(EXERCISE):
Tell how many lines carry the word "removed"; the reply is the number and nothing else.

(SUPPLIED MATERIAL):

• • • •

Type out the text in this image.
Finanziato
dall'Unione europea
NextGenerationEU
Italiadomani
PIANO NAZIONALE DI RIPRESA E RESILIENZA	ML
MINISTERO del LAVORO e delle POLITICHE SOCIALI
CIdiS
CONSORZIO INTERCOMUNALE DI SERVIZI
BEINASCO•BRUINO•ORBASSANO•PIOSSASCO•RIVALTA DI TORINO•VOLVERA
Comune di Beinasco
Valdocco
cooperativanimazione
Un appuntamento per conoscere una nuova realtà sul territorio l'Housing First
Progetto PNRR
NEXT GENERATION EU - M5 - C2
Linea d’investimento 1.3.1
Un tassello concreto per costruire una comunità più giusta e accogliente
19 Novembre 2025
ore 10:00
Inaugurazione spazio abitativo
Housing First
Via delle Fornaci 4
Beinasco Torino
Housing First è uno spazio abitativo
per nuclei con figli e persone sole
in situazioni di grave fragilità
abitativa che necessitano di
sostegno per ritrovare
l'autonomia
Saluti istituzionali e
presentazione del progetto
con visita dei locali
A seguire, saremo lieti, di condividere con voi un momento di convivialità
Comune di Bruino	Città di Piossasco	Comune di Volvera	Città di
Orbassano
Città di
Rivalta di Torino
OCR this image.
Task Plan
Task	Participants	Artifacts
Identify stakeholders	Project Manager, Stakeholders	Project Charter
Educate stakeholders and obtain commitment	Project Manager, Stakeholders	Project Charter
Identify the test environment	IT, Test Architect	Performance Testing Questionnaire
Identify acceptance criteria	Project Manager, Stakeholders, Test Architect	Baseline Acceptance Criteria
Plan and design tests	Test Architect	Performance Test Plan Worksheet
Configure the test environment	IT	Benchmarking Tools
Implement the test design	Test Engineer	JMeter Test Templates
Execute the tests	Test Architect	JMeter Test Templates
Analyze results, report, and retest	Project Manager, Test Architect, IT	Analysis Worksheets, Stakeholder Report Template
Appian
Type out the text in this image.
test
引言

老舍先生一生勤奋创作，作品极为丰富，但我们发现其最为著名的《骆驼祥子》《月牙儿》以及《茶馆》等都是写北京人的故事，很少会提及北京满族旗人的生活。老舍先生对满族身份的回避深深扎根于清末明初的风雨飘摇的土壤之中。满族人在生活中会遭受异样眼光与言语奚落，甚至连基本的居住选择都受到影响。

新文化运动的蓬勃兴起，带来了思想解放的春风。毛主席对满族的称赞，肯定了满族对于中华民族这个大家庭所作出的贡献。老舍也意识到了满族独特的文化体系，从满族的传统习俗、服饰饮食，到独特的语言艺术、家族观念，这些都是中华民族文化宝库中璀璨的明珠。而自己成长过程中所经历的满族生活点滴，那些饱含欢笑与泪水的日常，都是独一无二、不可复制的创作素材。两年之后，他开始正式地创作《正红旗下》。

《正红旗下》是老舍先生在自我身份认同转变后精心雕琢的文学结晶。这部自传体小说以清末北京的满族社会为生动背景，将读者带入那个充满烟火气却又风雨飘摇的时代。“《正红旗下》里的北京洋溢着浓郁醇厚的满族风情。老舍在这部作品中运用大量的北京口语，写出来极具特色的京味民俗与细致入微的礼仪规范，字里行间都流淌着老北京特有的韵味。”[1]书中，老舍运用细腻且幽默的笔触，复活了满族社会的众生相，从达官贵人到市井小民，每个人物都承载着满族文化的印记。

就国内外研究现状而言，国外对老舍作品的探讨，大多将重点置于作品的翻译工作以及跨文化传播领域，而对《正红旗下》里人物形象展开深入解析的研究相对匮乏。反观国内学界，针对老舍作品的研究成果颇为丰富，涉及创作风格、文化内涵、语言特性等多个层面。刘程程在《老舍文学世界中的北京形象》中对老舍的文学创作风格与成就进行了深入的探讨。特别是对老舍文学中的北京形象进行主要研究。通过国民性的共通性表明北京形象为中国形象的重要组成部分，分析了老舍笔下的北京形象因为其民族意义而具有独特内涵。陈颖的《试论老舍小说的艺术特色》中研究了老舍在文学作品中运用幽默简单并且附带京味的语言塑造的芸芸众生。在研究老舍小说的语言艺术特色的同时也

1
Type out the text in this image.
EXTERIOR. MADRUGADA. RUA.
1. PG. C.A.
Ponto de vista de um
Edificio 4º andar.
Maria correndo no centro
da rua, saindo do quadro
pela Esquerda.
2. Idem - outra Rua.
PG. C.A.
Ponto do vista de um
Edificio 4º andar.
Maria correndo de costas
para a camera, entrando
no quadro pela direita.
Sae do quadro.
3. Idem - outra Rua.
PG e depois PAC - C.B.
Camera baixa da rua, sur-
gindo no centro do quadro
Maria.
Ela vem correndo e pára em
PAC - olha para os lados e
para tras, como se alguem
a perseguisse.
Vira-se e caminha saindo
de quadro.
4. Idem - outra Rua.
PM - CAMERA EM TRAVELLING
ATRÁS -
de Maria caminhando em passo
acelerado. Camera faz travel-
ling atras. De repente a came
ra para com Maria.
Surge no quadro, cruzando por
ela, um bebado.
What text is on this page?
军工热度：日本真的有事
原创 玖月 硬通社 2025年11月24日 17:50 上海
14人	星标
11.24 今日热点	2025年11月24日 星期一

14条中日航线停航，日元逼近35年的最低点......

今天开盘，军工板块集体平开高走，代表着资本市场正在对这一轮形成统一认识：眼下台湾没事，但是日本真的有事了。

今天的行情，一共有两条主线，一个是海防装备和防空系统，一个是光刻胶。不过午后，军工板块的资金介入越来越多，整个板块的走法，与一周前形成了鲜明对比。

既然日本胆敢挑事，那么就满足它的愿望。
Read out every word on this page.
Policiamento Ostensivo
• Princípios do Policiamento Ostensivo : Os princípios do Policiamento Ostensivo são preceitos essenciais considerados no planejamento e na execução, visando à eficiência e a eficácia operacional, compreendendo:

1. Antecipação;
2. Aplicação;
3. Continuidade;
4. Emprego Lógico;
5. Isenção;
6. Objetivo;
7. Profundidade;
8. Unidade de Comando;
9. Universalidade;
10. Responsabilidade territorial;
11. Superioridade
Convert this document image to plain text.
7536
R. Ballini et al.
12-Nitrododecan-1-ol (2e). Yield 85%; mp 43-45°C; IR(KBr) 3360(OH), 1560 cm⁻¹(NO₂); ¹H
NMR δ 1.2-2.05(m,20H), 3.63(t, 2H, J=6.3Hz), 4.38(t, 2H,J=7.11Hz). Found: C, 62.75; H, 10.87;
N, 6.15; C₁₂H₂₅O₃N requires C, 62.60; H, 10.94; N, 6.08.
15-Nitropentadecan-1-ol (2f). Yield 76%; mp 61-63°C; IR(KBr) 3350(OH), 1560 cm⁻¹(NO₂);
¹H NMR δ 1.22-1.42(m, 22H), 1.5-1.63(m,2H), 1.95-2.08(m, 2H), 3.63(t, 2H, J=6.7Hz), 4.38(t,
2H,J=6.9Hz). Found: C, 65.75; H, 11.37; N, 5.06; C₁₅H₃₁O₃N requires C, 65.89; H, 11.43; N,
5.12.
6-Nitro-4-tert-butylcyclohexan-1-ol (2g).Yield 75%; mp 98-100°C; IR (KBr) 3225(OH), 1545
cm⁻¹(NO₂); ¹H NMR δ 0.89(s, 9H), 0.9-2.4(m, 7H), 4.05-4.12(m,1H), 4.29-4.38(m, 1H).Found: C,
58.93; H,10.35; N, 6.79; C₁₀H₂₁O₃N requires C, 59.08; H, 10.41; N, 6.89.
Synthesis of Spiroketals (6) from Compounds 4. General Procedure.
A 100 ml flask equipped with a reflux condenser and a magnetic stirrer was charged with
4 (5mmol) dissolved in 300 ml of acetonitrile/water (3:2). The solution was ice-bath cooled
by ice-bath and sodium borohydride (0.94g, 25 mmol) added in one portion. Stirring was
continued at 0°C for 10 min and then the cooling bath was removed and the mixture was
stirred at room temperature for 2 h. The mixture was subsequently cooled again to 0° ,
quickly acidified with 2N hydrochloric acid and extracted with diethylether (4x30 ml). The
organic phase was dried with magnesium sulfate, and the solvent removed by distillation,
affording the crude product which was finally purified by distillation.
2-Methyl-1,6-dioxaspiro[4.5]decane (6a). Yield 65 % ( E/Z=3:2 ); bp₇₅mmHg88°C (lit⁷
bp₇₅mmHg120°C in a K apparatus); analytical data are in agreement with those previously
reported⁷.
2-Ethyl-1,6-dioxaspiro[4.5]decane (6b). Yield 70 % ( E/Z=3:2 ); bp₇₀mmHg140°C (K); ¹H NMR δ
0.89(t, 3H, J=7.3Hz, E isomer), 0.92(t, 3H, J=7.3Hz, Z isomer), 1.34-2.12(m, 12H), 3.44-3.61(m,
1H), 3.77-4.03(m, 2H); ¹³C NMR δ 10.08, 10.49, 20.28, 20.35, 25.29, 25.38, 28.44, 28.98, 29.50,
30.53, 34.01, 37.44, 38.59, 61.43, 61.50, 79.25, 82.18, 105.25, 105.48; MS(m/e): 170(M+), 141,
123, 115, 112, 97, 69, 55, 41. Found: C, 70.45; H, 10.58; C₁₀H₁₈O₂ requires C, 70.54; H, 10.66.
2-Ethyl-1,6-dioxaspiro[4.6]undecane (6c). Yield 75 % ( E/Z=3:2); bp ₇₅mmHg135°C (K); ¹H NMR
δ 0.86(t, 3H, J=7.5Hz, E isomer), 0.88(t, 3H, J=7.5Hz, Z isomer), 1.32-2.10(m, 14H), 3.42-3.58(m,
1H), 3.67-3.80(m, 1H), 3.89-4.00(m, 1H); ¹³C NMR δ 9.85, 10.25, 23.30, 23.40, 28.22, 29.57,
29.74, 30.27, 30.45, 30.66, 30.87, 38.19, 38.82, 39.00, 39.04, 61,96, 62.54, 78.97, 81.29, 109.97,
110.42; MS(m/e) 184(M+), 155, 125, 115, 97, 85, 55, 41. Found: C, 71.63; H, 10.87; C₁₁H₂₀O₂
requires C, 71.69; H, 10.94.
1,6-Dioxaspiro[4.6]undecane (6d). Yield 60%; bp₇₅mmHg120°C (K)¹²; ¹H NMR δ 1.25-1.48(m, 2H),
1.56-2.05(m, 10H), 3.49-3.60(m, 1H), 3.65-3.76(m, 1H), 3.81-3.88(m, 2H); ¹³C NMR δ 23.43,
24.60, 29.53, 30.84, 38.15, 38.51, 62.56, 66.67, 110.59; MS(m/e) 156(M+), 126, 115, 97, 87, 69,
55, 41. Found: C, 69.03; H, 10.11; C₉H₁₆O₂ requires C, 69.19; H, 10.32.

• • • •

(CORRECT OUTPUT):
2